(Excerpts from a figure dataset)

* BEGIN *

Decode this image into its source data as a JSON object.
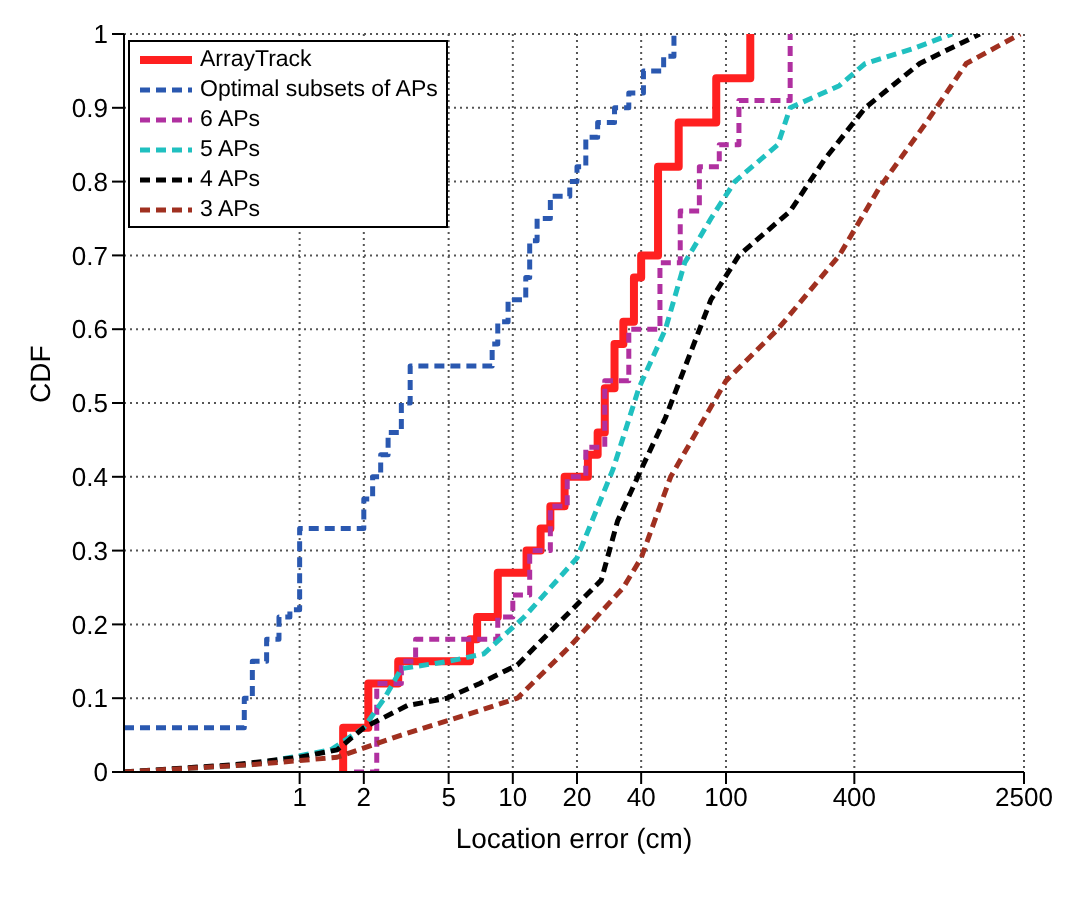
{
  "chart_data": {
    "type": "line",
    "xlabel": "Location error (cm)",
    "ylabel": "CDF",
    "log": "x",
    "xlim": [
      0.15,
      2500
    ],
    "xticks": [
      1,
      2,
      5,
      10,
      20,
      40,
      100,
      400,
      2500
    ],
    "ylim": [
      0,
      1
    ],
    "yticks": [
      0,
      0.1,
      0.2,
      0.3,
      0.4,
      0.5,
      0.6,
      0.7,
      0.8,
      0.9,
      1
    ],
    "grid": true,
    "legend": "top left",
    "marker": "none",
    "series": [
      {
        "name": "ArrayTrack",
        "type": "step",
        "color": "#ff2020",
        "line_style": "solid",
        "x": [
          1.6,
          1.6,
          2.1,
          2.9,
          6.3,
          6.8,
          8.5,
          11.6,
          13.5,
          15,
          17.5,
          22.5,
          25,
          27,
          30,
          33,
          37,
          40,
          48,
          60,
          90,
          130
        ],
        "values": [
          0,
          0.06,
          0.12,
          0.15,
          0.18,
          0.21,
          0.27,
          0.3,
          0.33,
          0.36,
          0.4,
          0.43,
          0.46,
          0.52,
          0.58,
          0.61,
          0.67,
          0.7,
          0.82,
          0.88,
          0.94,
          1
        ]
      },
      {
        "name": "Optimal subsets of APs",
        "type": "step",
        "color": "#2a58b0",
        "line_style": "dashed",
        "x": [
          0.15,
          0.5,
          0.55,
          0.6,
          0.7,
          0.8,
          0.9,
          1,
          1.9,
          2,
          2.2,
          2.4,
          2.6,
          3,
          3.3,
          7.8,
          8,
          8.5,
          9.5,
          11,
          11.5,
          12,
          13,
          15,
          18.5,
          20,
          22,
          25,
          30,
          35,
          41,
          45,
          51,
          57
        ],
        "values": [
          0.06,
          0.06,
          0.1,
          0.15,
          0.18,
          0.21,
          0.22,
          0.33,
          0.33,
          0.37,
          0.4,
          0.43,
          0.46,
          0.5,
          0.55,
          0.55,
          0.58,
          0.61,
          0.64,
          0.64,
          0.67,
          0.72,
          0.75,
          0.78,
          0.8,
          0.82,
          0.86,
          0.88,
          0.9,
          0.92,
          0.95,
          0.95,
          0.97,
          1
        ]
      },
      {
        "name": "6 APs",
        "type": "step",
        "color": "#b030a0",
        "line_style": "dashed",
        "x": [
          1.8,
          2.3,
          3,
          3.5,
          8.5,
          10,
          12,
          15,
          18,
          22,
          27,
          35,
          49,
          61,
          75,
          93,
          115,
          190,
          200
        ],
        "values": [
          0,
          0.12,
          0.15,
          0.18,
          0.21,
          0.24,
          0.3,
          0.36,
          0.4,
          0.44,
          0.53,
          0.6,
          0.69,
          0.76,
          0.82,
          0.85,
          0.91,
          0.91,
          1
        ]
      },
      {
        "name": "5 APs",
        "color": "#20c0c0",
        "line_style": "dashed",
        "x": [
          0.15,
          0.6,
          1.4,
          2,
          2.5,
          3,
          5,
          7.3,
          11.3,
          20,
          29.5,
          39,
          52,
          64,
          85,
          110,
          175,
          200,
          340,
          450,
          750,
          1150
        ],
        "values": [
          0,
          0.01,
          0.03,
          0.06,
          0.1,
          0.14,
          0.15,
          0.16,
          0.21,
          0.29,
          0.41,
          0.52,
          0.6,
          0.69,
          0.75,
          0.8,
          0.85,
          0.9,
          0.93,
          0.96,
          0.98,
          1
        ]
      },
      {
        "name": "4 APs",
        "color": "#000000",
        "line_style": "dashed",
        "x": [
          0.15,
          0.5,
          1,
          1.5,
          2,
          3.2,
          4.9,
          7,
          10.5,
          17.5,
          26,
          31,
          40,
          52,
          85,
          115,
          200,
          290,
          450,
          810,
          1550
        ],
        "values": [
          0,
          0.01,
          0.02,
          0.03,
          0.06,
          0.09,
          0.1,
          0.12,
          0.145,
          0.21,
          0.26,
          0.34,
          0.41,
          0.48,
          0.64,
          0.7,
          0.76,
          0.83,
          0.9,
          0.96,
          1
        ]
      },
      {
        "name": "3 APs",
        "color": "#a03020",
        "line_style": "dashed",
        "x": [
          0.15,
          0.6,
          1.5,
          3,
          5,
          7.3,
          10.5,
          18.5,
          33,
          40,
          55,
          100,
          175,
          340,
          520,
          870,
          1340,
          2400
        ],
        "values": [
          0,
          0.01,
          0.02,
          0.05,
          0.07,
          0.085,
          0.1,
          0.17,
          0.25,
          0.29,
          0.4,
          0.53,
          0.6,
          0.7,
          0.79,
          0.88,
          0.96,
          1
        ]
      }
    ]
  }
}
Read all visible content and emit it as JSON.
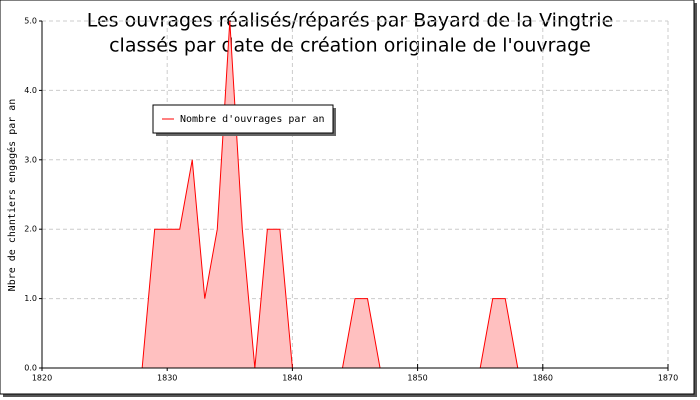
{
  "chart_data": {
    "type": "area",
    "title": [
      "Les ouvrages réalisés/réparés par Bayard de la Vingtrie",
      "classés par date de création originale de l'ouvrage"
    ],
    "y_label": "Nbre de chantiers engagés par an",
    "x": [
      1828,
      1829,
      1830,
      1831,
      1832,
      1833,
      1834,
      1835,
      1836,
      1837,
      1838,
      1839,
      1840,
      1841,
      1842,
      1843,
      1844,
      1845,
      1846,
      1847,
      1848,
      1849,
      1850,
      1851,
      1852,
      1853,
      1854,
      1855,
      1856,
      1857,
      1858
    ],
    "series": [
      {
        "name": "Nombre d'ouvrages par an",
        "color": "#ff0000",
        "fill": "#ffc0c0",
        "values": [
          0,
          2,
          2,
          2,
          3,
          1,
          2,
          5,
          2,
          0,
          2,
          2,
          0,
          0,
          0,
          0,
          0,
          1,
          1,
          0,
          0,
          0,
          0,
          0,
          0,
          0,
          0,
          0,
          1,
          1,
          0
        ]
      }
    ],
    "xlim": [
      1820,
      1870
    ],
    "xticks": [
      1820,
      1830,
      1840,
      1850,
      1860,
      1870
    ],
    "ylim": [
      0,
      5
    ],
    "yticks": [
      {
        "value": 0,
        "label": "0.0"
      },
      {
        "value": 1,
        "label": "1.0"
      },
      {
        "value": 2,
        "label": "2.0"
      },
      {
        "value": 3,
        "label": "3.0"
      },
      {
        "value": 4,
        "label": "4.0"
      },
      {
        "value": 5,
        "label": "5.0"
      }
    ],
    "grid": true
  }
}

* END *

| Objective |
Transcribe all entries above exactly. Drop the pictures.

| The solution |
Decode this image into its source data as a JSON object.
{
  "chart_data": {
    "type": "line",
    "xlabel": "Location error (cm)",
    "ylabel": "CDF",
    "log": "x",
    "xlim": [
      0.15,
      2500
    ],
    "xticks": [
      1,
      2,
      5,
      10,
      20,
      40,
      100,
      400,
      2500
    ],
    "ylim": [
      0,
      1
    ],
    "yticks": [
      0,
      0.1,
      0.2,
      0.3,
      0.4,
      0.5,
      0.6,
      0.7,
      0.8,
      0.9,
      1
    ],
    "grid": true,
    "legend": "top left",
    "marker": "none",
    "series": [
      {
        "name": "ArrayTrack",
        "type": "step",
        "color": "#ff2020",
        "line_style": "solid",
        "x": [
          1.6,
          1.6,
          2.1,
          2.9,
          6.3,
          6.8,
          8.5,
          11.6,
          13.5,
          15,
          17.5,
          22.5,
          25,
          27,
          30,
          33,
          37,
          40,
          48,
          60,
          90,
          130
        ],
        "values": [
          0,
          0.06,
          0.12,
          0.15,
          0.18,
          0.21,
          0.27,
          0.3,
          0.33,
          0.36,
          0.4,
          0.43,
          0.46,
          0.52,
          0.58,
          0.61,
          0.67,
          0.7,
          0.82,
          0.88,
          0.94,
          1
        ]
      },
      {
        "name": "Optimal subsets of APs",
        "type": "step",
        "color": "#2a58b0",
        "line_style": "dashed",
        "x": [
          0.15,
          0.5,
          0.55,
          0.6,
          0.7,
          0.8,
          0.9,
          1,
          1.9,
          2,
          2.2,
          2.4,
          2.6,
          3,
          3.3,
          7.8,
          8,
          8.5,
          9.5,
          11,
          11.5,
          12,
          13,
          15,
          18.5,
          20,
          22,
          25,
          30,
          35,
          41,
          45,
          51,
          57
        ],
        "values": [
          0.06,
          0.06,
          0.1,
          0.15,
          0.18,
          0.21,
          0.22,
          0.33,
          0.33,
          0.37,
          0.4,
          0.43,
          0.46,
          0.5,
          0.55,
          0.55,
          0.58,
          0.61,
          0.64,
          0.64,
          0.67,
          0.72,
          0.75,
          0.78,
          0.8,
          0.82,
          0.86,
          0.88,
          0.9,
          0.92,
          0.95,
          0.95,
          0.97,
          1
        ]
      },
      {
        "name": "6 APs",
        "type": "step",
        "color": "#b030a0",
        "line_style": "dashed",
        "x": [
          1.8,
          2.3,
          3,
          3.5,
          8.5,
          10,
          12,
          15,
          18,
          22,
          27,
          35,
          49,
          61,
          75,
          93,
          115,
          190,
          200
        ],
        "values": [
          0,
          0.12,
          0.15,
          0.18,
          0.21,
          0.24,
          0.3,
          0.36,
          0.4,
          0.44,
          0.53,
          0.6,
          0.69,
          0.76,
          0.82,
          0.85,
          0.91,
          0.91,
          1
        ]
      },
      {
        "name": "5 APs",
        "color": "#20c0c0",
        "line_style": "dashed",
        "x": [
          0.15,
          0.6,
          1.4,
          2,
          2.5,
          3,
          5,
          7.3,
          11.3,
          20,
          29.5,
          39,
          52,
          64,
          85,
          110,
          175,
          200,
          340,
          450,
          750,
          1150
        ],
        "values": [
          0,
          0.01,
          0.03,
          0.06,
          0.1,
          0.14,
          0.15,
          0.16,
          0.21,
          0.29,
          0.41,
          0.52,
          0.6,
          0.69,
          0.75,
          0.8,
          0.85,
          0.9,
          0.93,
          0.96,
          0.98,
          1
        ]
      },
      {
        "name": "4 APs",
        "color": "#000000",
        "line_style": "dashed",
        "x": [
          0.15,
          0.5,
          1,
          1.5,
          2,
          3.2,
          4.9,
          7,
          10.5,
          17.5,
          26,
          31,
          40,
          52,
          85,
          115,
          200,
          290,
          450,
          810,
          1550
        ],
        "values": [
          0,
          0.01,
          0.02,
          0.03,
          0.06,
          0.09,
          0.1,
          0.12,
          0.145,
          0.21,
          0.26,
          0.34,
          0.41,
          0.48,
          0.64,
          0.7,
          0.76,
          0.83,
          0.9,
          0.96,
          1
        ]
      },
      {
        "name": "3 APs",
        "color": "#a03020",
        "line_style": "dashed",
        "x": [
          0.15,
          0.6,
          1.5,
          3,
          5,
          7.3,
          10.5,
          18.5,
          33,
          40,
          55,
          100,
          175,
          340,
          520,
          870,
          1340,
          2400
        ],
        "values": [
          0,
          0.01,
          0.02,
          0.05,
          0.07,
          0.085,
          0.1,
          0.17,
          0.25,
          0.29,
          0.4,
          0.53,
          0.6,
          0.7,
          0.79,
          0.88,
          0.96,
          1
        ]
      }
    ]
  }
}
Read all visible content and emit it as JSON.
{
  "chart_data": {
    "type": "area",
    "title": [
      "Les ouvrages réalisés/réparés par Bayard de la Vingtrie",
      "classés par date de création originale de l'ouvrage"
    ],
    "y_label": "Nbre de chantiers engagés par an",
    "x": [
      1828,
      1829,
      1830,
      1831,
      1832,
      1833,
      1834,
      1835,
      1836,
      1837,
      1838,
      1839,
      1840,
      1841,
      1842,
      1843,
      1844,
      1845,
      1846,
      1847,
      1848,
      1849,
      1850,
      1851,
      1852,
      1853,
      1854,
      1855,
      1856,
      1857,
      1858
    ],
    "series": [
      {
        "name": "Nombre d'ouvrages par an",
        "color": "#ff0000",
        "fill": "#ffc0c0",
        "values": [
          0,
          2,
          2,
          2,
          3,
          1,
          2,
          5,
          2,
          0,
          2,
          2,
          0,
          0,
          0,
          0,
          0,
          1,
          1,
          0,
          0,
          0,
          0,
          0,
          0,
          0,
          0,
          0,
          1,
          1,
          0
        ]
      }
    ],
    "xlim": [
      1820,
      1870
    ],
    "xticks": [
      1820,
      1830,
      1840,
      1850,
      1860,
      1870
    ],
    "ylim": [
      0,
      5
    ],
    "yticks": [
      {
        "value": 0,
        "label": "0.0"
      },
      {
        "value": 1,
        "label": "1.0"
      },
      {
        "value": 2,
        "label": "2.0"
      },
      {
        "value": 3,
        "label": "3.0"
      },
      {
        "value": 4,
        "label": "4.0"
      },
      {
        "value": 5,
        "label": "5.0"
      }
    ],
    "grid": true
  }
}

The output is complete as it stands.